[Data excerpts]
::::

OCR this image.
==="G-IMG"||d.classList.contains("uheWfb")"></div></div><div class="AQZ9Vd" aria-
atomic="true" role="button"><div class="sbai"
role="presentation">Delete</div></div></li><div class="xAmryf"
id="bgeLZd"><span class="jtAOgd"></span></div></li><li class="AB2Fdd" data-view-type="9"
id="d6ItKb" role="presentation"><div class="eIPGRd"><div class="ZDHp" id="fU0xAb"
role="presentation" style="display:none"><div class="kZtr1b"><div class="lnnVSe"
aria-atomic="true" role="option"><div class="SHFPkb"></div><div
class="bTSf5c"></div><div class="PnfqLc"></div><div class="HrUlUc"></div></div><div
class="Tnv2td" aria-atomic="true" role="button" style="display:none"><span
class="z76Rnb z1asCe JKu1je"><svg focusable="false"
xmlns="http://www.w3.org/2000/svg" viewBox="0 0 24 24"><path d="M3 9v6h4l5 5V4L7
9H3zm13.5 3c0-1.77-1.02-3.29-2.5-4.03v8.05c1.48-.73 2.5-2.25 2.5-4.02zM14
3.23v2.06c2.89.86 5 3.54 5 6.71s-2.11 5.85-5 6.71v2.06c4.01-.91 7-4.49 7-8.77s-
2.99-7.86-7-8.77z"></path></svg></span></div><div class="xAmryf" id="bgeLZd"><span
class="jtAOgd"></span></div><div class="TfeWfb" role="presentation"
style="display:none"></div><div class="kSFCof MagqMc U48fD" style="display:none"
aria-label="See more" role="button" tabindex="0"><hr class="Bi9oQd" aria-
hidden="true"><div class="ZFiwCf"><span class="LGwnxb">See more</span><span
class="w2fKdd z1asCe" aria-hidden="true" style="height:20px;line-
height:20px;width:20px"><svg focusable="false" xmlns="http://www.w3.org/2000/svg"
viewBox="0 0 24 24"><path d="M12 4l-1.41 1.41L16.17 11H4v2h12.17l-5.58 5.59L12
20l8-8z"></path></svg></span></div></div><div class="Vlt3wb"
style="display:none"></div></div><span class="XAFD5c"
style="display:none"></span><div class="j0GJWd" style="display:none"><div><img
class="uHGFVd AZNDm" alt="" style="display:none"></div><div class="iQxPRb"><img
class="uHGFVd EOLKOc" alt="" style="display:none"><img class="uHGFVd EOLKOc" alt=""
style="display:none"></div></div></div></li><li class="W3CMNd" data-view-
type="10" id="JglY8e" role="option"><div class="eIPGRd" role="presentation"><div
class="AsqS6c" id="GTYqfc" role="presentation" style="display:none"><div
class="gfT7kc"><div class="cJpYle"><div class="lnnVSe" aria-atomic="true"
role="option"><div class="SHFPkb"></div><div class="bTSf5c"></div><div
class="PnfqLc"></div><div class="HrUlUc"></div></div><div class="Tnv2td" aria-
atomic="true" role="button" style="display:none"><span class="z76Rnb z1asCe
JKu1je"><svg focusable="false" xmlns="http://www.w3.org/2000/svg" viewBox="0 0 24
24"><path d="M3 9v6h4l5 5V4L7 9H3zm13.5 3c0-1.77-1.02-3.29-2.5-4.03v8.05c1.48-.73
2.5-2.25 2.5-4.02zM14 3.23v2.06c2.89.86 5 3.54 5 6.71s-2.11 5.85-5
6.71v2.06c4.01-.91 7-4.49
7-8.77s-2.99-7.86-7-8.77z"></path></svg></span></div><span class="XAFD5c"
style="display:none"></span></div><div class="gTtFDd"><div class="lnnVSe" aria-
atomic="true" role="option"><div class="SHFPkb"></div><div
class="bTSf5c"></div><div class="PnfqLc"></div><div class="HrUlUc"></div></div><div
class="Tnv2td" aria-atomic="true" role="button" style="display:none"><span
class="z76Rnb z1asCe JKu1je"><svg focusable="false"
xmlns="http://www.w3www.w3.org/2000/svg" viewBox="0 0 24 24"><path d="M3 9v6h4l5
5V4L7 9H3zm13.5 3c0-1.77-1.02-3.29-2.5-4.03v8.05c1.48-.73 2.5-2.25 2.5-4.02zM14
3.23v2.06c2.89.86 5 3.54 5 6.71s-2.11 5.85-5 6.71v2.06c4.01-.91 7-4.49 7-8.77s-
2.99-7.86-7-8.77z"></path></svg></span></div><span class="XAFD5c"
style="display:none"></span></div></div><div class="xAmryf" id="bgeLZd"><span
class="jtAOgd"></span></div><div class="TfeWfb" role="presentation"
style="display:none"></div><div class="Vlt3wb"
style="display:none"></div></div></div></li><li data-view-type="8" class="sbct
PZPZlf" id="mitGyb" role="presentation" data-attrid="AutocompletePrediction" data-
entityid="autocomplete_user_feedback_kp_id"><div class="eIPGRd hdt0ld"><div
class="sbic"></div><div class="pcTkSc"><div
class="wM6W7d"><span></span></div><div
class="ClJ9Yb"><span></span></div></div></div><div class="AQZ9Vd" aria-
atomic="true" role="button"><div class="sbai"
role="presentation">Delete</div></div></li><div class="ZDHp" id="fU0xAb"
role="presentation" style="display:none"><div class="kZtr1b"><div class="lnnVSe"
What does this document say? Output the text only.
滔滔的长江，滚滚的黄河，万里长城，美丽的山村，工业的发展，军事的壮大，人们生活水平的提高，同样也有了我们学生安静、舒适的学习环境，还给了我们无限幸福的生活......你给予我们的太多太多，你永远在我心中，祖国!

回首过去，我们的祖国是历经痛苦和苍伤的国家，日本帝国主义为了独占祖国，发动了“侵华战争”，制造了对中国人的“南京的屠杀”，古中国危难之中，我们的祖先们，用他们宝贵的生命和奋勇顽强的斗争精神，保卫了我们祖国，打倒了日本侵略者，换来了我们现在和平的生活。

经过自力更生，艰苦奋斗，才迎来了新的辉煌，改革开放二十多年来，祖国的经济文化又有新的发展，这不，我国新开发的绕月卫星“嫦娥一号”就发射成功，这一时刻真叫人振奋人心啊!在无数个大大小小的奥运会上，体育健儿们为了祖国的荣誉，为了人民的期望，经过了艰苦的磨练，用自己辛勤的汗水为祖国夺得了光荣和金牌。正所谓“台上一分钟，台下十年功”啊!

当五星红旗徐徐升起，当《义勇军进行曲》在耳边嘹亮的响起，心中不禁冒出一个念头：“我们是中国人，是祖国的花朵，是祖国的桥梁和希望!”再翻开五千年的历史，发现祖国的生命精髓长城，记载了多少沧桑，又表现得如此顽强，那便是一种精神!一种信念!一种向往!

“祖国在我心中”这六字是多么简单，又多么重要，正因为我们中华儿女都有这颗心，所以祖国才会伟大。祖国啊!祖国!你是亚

::::

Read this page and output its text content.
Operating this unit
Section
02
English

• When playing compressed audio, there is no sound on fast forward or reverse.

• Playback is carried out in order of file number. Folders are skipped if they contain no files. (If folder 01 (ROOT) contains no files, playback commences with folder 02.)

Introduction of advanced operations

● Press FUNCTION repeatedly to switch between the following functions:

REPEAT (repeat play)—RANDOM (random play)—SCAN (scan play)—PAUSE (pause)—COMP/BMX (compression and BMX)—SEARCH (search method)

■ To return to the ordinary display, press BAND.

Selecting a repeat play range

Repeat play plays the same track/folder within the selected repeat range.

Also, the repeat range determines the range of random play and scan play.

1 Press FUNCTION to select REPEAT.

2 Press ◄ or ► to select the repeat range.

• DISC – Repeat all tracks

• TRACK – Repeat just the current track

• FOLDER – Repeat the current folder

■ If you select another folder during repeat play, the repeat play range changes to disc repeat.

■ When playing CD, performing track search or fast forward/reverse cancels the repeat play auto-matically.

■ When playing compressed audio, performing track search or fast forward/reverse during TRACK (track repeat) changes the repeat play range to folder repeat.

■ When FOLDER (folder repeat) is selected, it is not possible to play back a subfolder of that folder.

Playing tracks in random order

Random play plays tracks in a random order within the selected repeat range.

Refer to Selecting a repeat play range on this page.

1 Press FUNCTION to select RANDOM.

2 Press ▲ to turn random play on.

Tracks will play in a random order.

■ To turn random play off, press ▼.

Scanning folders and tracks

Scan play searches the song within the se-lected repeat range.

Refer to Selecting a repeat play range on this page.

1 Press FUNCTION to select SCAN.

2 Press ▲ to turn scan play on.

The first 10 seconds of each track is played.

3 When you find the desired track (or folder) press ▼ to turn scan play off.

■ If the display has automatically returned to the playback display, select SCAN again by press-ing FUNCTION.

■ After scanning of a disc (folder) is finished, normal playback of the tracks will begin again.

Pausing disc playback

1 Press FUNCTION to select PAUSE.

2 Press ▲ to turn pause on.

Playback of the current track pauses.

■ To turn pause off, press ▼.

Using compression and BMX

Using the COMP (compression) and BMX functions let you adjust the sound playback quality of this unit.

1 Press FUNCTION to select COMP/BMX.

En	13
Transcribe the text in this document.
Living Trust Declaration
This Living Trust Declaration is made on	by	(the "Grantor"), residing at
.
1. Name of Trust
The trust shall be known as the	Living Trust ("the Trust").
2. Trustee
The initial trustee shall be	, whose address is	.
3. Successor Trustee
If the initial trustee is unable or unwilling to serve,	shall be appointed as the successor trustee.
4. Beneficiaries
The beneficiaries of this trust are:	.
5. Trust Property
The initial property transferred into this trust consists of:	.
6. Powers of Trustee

::::

**WHAT IS REQUIRED**: Look through the data above. Find each line with the string "viewBox" and copy it.

**OUTPUT**:
xmlns="http://www.w3.org/2000/svg" viewBox="0 0 24 24"><path d="M3 9v6h4l5 5V4L7
viewBox="0 0 24 24"><path d="M12 4l-1.41 1.41L16.17 11H4v2h12.17l-5.58 5.59L12
JKu1je"><svg focusable="false" xmlns="http://www.w3.org/2000/svg" viewBox="0 0 24
xmlns="http://www.w3www.w3.org/2000/svg" viewBox="0 0 24 24"><path d="M3 9v6h4l5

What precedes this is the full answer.